• WORK TO COMPLETE:
Copy the data exactly; pictures stay out of the copy.

• Data entries:
⟨
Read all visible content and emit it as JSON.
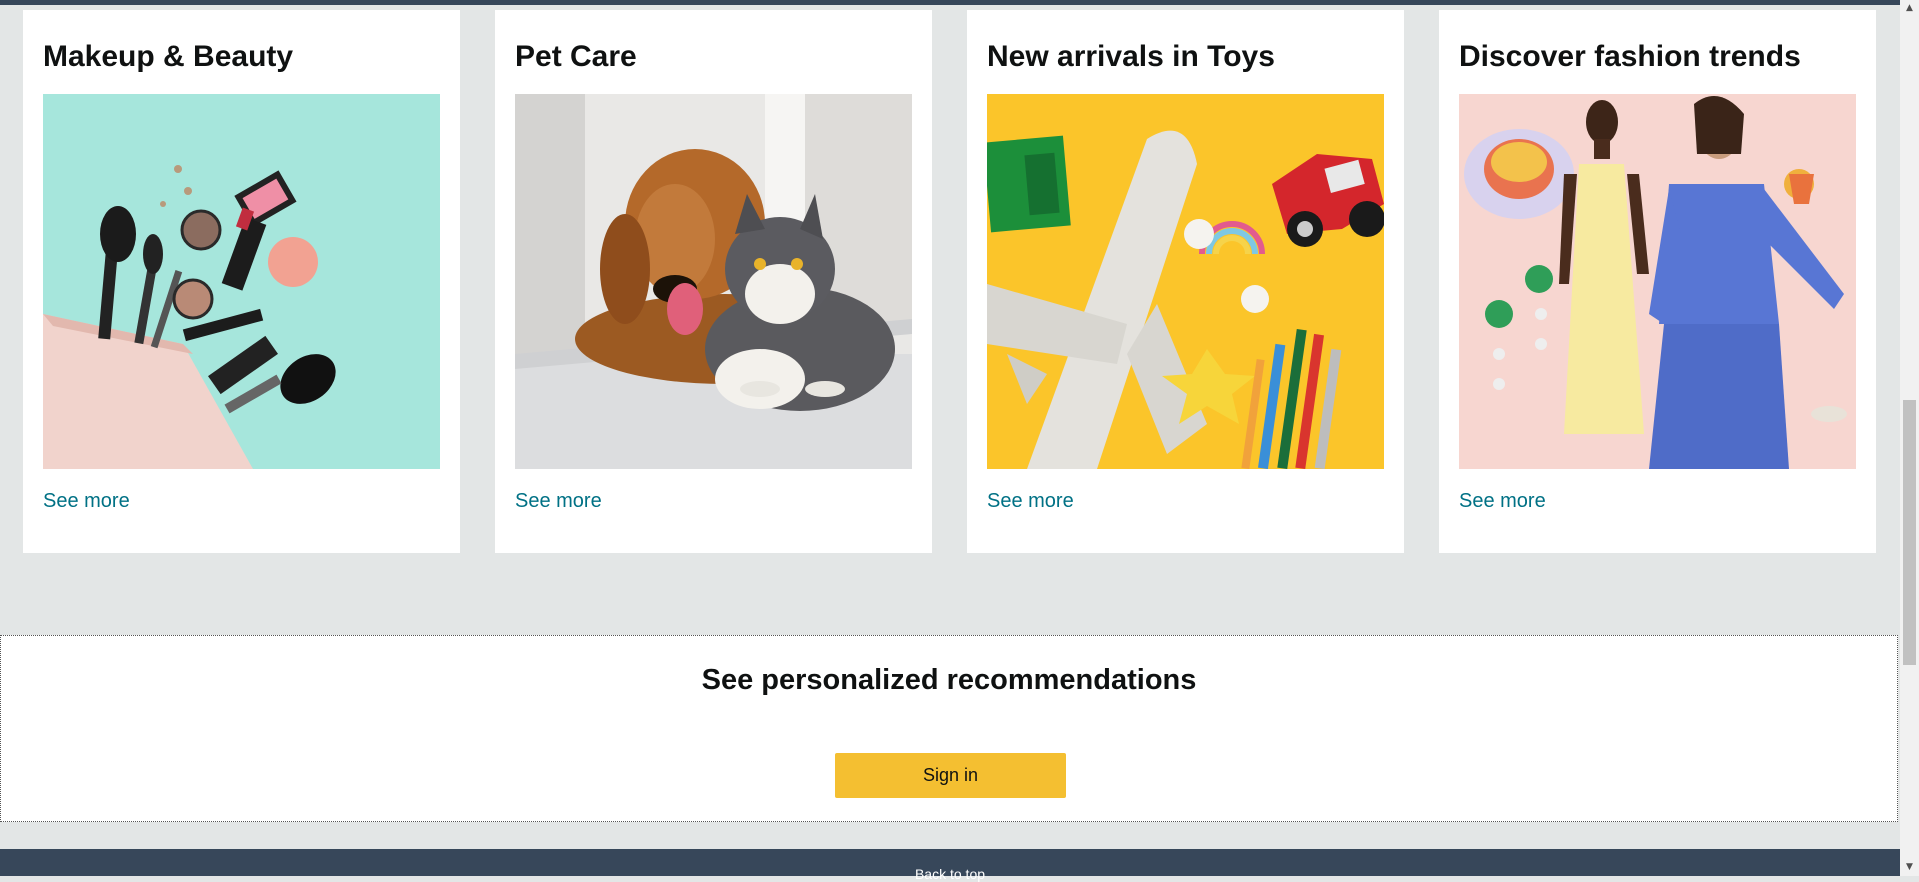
{
  "cards": [
    {
      "title": "Makeup & Beauty",
      "link": "See more"
    },
    {
      "title": "Pet Care",
      "link": "See more"
    },
    {
      "title": "New arrivals in Toys",
      "link": "See more"
    },
    {
      "title": "Discover fashion trends",
      "link": "See more"
    }
  ],
  "recommendations": {
    "heading": "See personalized recommendations",
    "signin_label": "Sign in"
  },
  "footer": {
    "back_to_top": "Back to top"
  },
  "colors": {
    "link": "#007185",
    "signin_button": "#f4bf31",
    "footer_bg": "#37475a",
    "page_bg": "#e3e6e6"
  }
}
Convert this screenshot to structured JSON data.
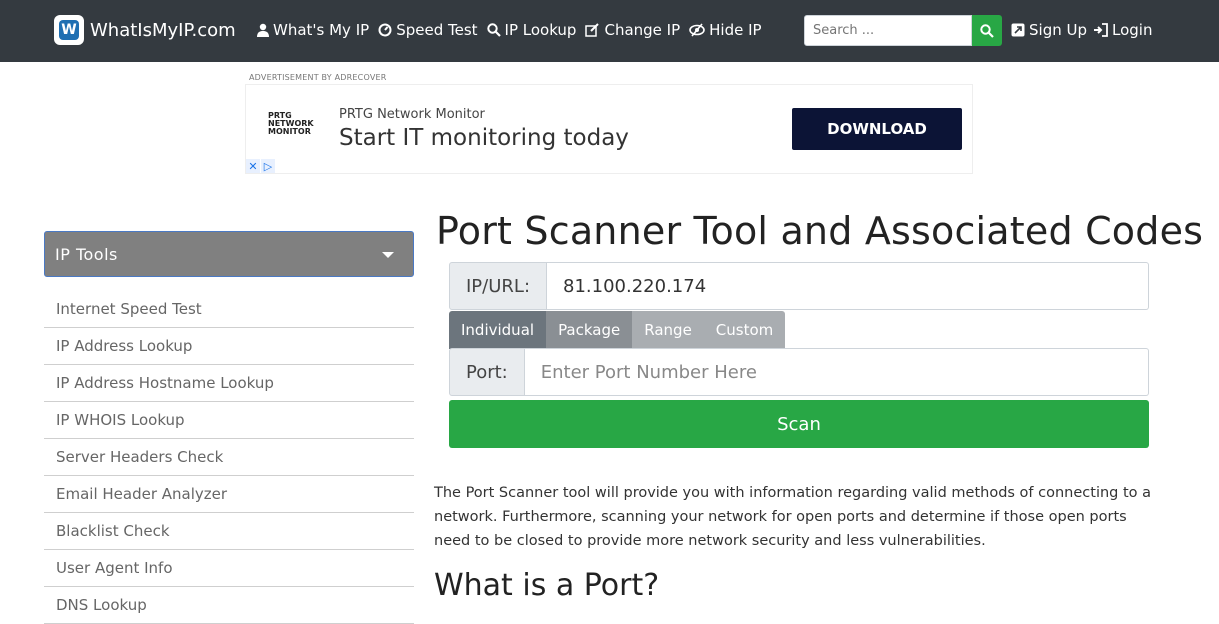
{
  "brand": {
    "name": "WhatIsMyIP.com",
    "logo_letter": "W"
  },
  "nav": [
    {
      "label": "What's My IP",
      "icon": "user-icon"
    },
    {
      "label": "Speed Test",
      "icon": "gauge-icon"
    },
    {
      "label": "IP Lookup",
      "icon": "search-icon"
    },
    {
      "label": "Change IP",
      "icon": "edit-icon"
    },
    {
      "label": "Hide IP",
      "icon": "eye-slash-icon"
    }
  ],
  "search": {
    "placeholder": "Search ..."
  },
  "auth": {
    "signup": "Sign Up",
    "login": "Login"
  },
  "ad": {
    "label": "ADVERTISEMENT BY ADRECOVER",
    "logo_lines": [
      "PRTG",
      "NETWORK",
      "MONITOR"
    ],
    "small": "PRTG Network Monitor",
    "big": "Start IT monitoring today",
    "button": "DOWNLOAD"
  },
  "sidebar": {
    "title": "IP Tools",
    "items": [
      "Internet Speed Test",
      "IP Address Lookup",
      "IP Address Hostname Lookup",
      "IP WHOIS Lookup",
      "Server Headers Check",
      "Email Header Analyzer",
      "Blacklist Check",
      "User Agent Info",
      "DNS Lookup"
    ]
  },
  "main": {
    "title": "Port Scanner Tool and Associated Codes",
    "ip_label": "IP/URL:",
    "ip_value": "81.100.220.174",
    "tabs": [
      "Individual",
      "Package",
      "Range",
      "Custom"
    ],
    "port_label": "Port:",
    "port_placeholder": "Enter Port Number Here",
    "scan_label": "Scan",
    "description": "The Port Scanner tool will provide you with information regarding valid methods of connecting to a network. Furthermore, scanning your network for open ports and determine if those open ports need to be closed to provide more network security and less vulnerabilities.",
    "subheading": "What is a Port?"
  },
  "colors": {
    "navbar": "#343a40",
    "accent": "#28a745",
    "ad_button": "#0c1436"
  }
}
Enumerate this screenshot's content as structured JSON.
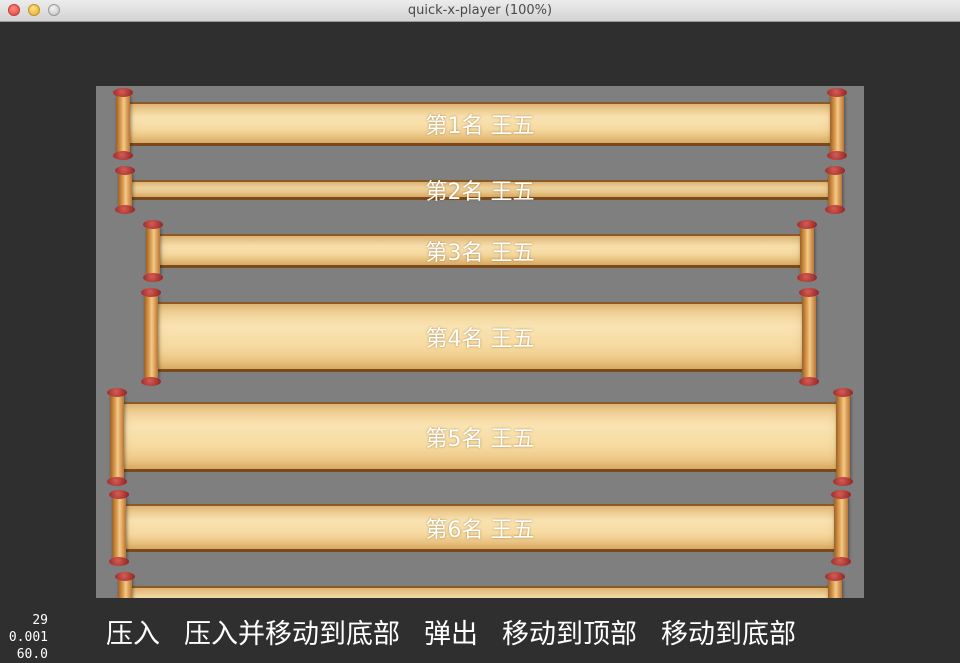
⟩
• FINAL ANSWER:
Read all visible content and emit it as JSON.
{
  "cards": [
    {
      "title": "Makeup & Beauty",
      "link": "See more"
    },
    {
      "title": "Pet Care",
      "link": "See more"
    },
    {
      "title": "New arrivals in Toys",
      "link": "See more"
    },
    {
      "title": "Discover fashion trends",
      "link": "See more"
    }
  ],
  "recommendations": {
    "heading": "See personalized recommendations",
    "signin_label": "Sign in"
  },
  "footer": {
    "back_to_top": "Back to top"
  },
  "colors": {
    "link": "#007185",
    "signin_button": "#f4bf31",
    "footer_bg": "#37475a",
    "page_bg": "#e3e6e6"
  }
}
Convert this screenshot to structured JSON data.
{
  "brand": {
    "name": "WhatIsMyIP.com",
    "logo_letter": "W"
  },
  "nav": [
    {
      "label": "What's My IP",
      "icon": "user-icon"
    },
    {
      "label": "Speed Test",
      "icon": "gauge-icon"
    },
    {
      "label": "IP Lookup",
      "icon": "search-icon"
    },
    {
      "label": "Change IP",
      "icon": "edit-icon"
    },
    {
      "label": "Hide IP",
      "icon": "eye-slash-icon"
    }
  ],
  "search": {
    "placeholder": "Search ..."
  },
  "auth": {
    "signup": "Sign Up",
    "login": "Login"
  },
  "ad": {
    "label": "ADVERTISEMENT BY ADRECOVER",
    "logo_lines": [
      "PRTG",
      "NETWORK",
      "MONITOR"
    ],
    "small": "PRTG Network Monitor",
    "big": "Start IT monitoring today",
    "button": "DOWNLOAD"
  },
  "sidebar": {
    "title": "IP Tools",
    "items": [
      "Internet Speed Test",
      "IP Address Lookup",
      "IP Address Hostname Lookup",
      "IP WHOIS Lookup",
      "Server Headers Check",
      "Email Header Analyzer",
      "Blacklist Check",
      "User Agent Info",
      "DNS Lookup"
    ]
  },
  "main": {
    "title": "Port Scanner Tool and Associated Codes",
    "ip_label": "IP/URL:",
    "ip_value": "81.100.220.174",
    "tabs": [
      "Individual",
      "Package",
      "Range",
      "Custom"
    ],
    "port_label": "Port:",
    "port_placeholder": "Enter Port Number Here",
    "scan_label": "Scan",
    "description": "The Port Scanner tool will provide you with information regarding valid methods of connecting to a network. Furthermore, scanning your network for open ports and determine if those open ports need to be closed to provide more network security and less vulnerabilities.",
    "subheading": "What is a Port?"
  },
  "colors": {
    "navbar": "#343a40",
    "accent": "#28a745",
    "ad_button": "#0c1436"
  }
}
Enumerate this screenshot's content as structured JSON.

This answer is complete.